■ **SUPPLIED PASSAGE**:
Based on their findings, the group said majority of the party-lists are not representing the poor and have questionable backgrounds that go against the intent of the party-list system.

Out of 177, it identified 124 — or 70% of the party-list groups as having unclear representations and advocacies; having links to political clans, big business, government or military; or have nominees facing pending cases in court.

The research, spanning 37 pages, was a product of a team of researchers who grouped the party-lists and assigned each member to do deep background investigation.

The researchers looked at the particular party-list’s track record from publicly available information, their declared advocacies, and background of nominees. The also searched for issues surrounding each party-list group and its candidates.

Red flags

Kontra Daya labeled some party-list groups with multiple red flags. Party-list groups that allegedly raised at least three concerns include WOW Pilipinas, Maagap, ACT-CIS, TGP, BHW, PTA, Duterte Youth, CWS, MayPagasa, PVAID, and IPEACE EPANAW.

It also flagged party-lists ACT-CIS, 4P’s, BHW, Mocha, and Abante Sambayanan for their reported multiple links to interest groups.

This year’s figures mark a huge increase from Kontra Daya’s findings in the 2019 elections, which convenor Danilo Arao said was roughly only half or 50% of the party-list groups at the time.

Arao said that the Commission on Elections (Comelec) would justify through the years that it was just following the law and the interpretation of the Supreme Court. With this, he said, practically anyone can run as a party-list nominee without belonging to a marginalized sector as long as they claim to champion the rights of the poor.

Element boundary items
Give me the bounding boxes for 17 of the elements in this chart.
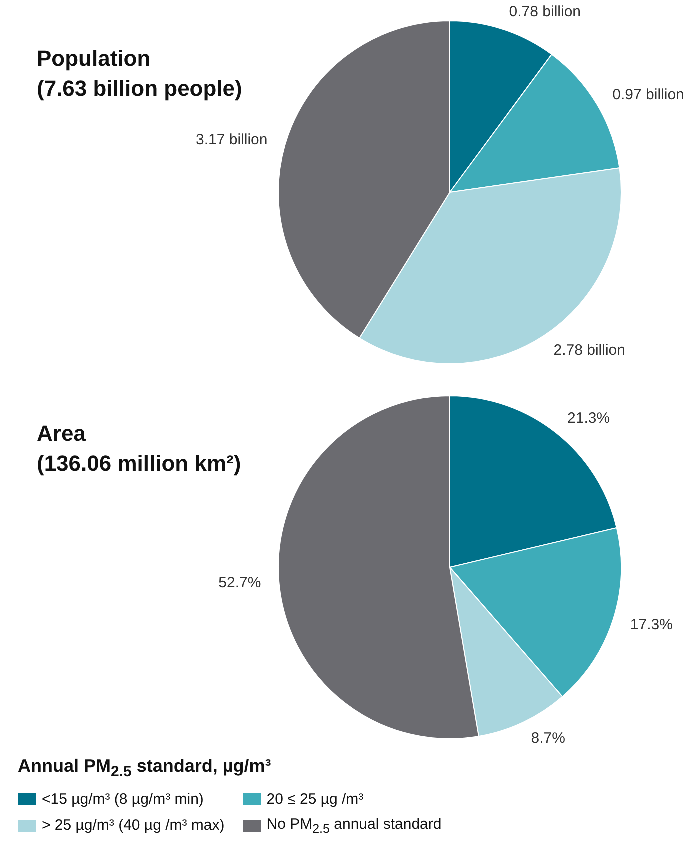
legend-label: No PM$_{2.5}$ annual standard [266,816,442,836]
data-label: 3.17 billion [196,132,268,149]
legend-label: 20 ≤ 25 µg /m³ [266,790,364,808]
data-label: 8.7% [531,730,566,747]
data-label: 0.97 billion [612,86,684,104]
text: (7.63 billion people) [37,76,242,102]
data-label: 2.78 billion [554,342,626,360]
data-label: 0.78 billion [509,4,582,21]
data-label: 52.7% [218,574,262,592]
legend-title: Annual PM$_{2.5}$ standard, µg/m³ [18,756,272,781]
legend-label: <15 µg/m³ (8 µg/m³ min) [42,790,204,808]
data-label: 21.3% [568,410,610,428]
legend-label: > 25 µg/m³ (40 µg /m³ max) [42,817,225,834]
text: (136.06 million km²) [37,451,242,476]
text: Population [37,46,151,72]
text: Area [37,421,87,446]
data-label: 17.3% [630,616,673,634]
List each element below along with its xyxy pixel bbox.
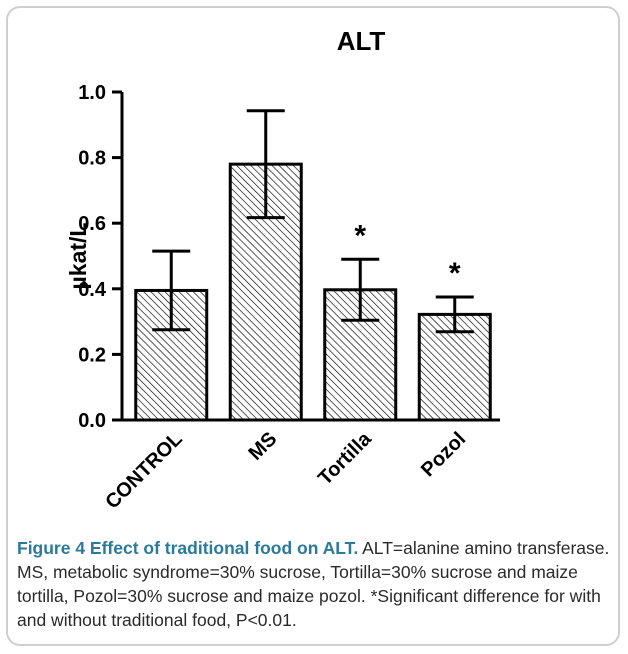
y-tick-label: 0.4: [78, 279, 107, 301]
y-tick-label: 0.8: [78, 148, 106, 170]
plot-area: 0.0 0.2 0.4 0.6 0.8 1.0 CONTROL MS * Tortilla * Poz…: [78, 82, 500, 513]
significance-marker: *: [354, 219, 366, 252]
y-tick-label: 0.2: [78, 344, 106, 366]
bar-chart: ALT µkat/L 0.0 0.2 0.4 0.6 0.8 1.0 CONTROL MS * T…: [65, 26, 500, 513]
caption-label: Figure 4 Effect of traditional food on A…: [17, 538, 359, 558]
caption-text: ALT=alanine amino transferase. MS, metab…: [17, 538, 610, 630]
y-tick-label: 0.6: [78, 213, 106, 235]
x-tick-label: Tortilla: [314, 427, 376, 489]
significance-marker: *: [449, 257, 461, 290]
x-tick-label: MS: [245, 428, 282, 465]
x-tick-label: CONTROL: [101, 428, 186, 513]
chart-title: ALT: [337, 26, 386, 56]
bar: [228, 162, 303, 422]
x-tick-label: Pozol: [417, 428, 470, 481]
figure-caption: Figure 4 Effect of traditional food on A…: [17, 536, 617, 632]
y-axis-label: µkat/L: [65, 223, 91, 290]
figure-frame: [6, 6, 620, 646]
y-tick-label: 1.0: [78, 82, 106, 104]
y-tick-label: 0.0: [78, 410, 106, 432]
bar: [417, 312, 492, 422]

■ **WHAT YOU WILL DO**:
1. Answer these questions using the passage on Kontra Daya's party-list findings:
(a) Out of 177 party-list groups, how many did the group identify as having problems?
(b) How many pages long is the research?
(c) According to Danilo Arao, roughly what share of party-list groups was flagged in the 2019 elections?
2. Pick up the passage on Kontra Daya's party-list findings after its last sentence and continue writing it.
These items have no connection to the passage on Kontra Daya's party-list findings.

■ **RESPONSES FOR EACH TASK**:
1.
(a) 124, or 70%
(b) 37 pages
(c) Roughly half, or 50%

2.
“Ang hindi masyadong naipaliliwanag sa publiko, mayroong quasi-judicial at quasi-legislative function ang Comelec. Pwede naman niyang i-interpret ang batas nang naaayon doon sa intent ng pagkakabuo nito,” Arao told DZXL 558’s Meet The Boss on March 4.

“Kasi kahit tanungin niyo ang mga framer ng Constitution at mismong gumawa ng Party-List System Act of 1995, sinasabi nila na dapat binibigyan ng kaukulang espasyo ang mga marginalized and underrepresented,” he added.

“Pero ngayon ang nakakapagtaka, under the party-list system, ang nama-marginalize ay ang mga marginalized.”

Kontra Daya, in an earlier statement, said that the country’s party-list system continues to be “hijacked by the rich and powerful”. “They are being used as a backdoor to further entrench the political and economic interests of the rich,” the group said.

With the corruption of the party-list system, some camps have called for its abolition. But Arao said that the most reasonable solution is to amend the party-list law to reflect its original intent: giving genuine representation to the marginalized and underrepresented sectors in Congress.

“Public pressure is necessary for Congress to pass these amendments,” he said.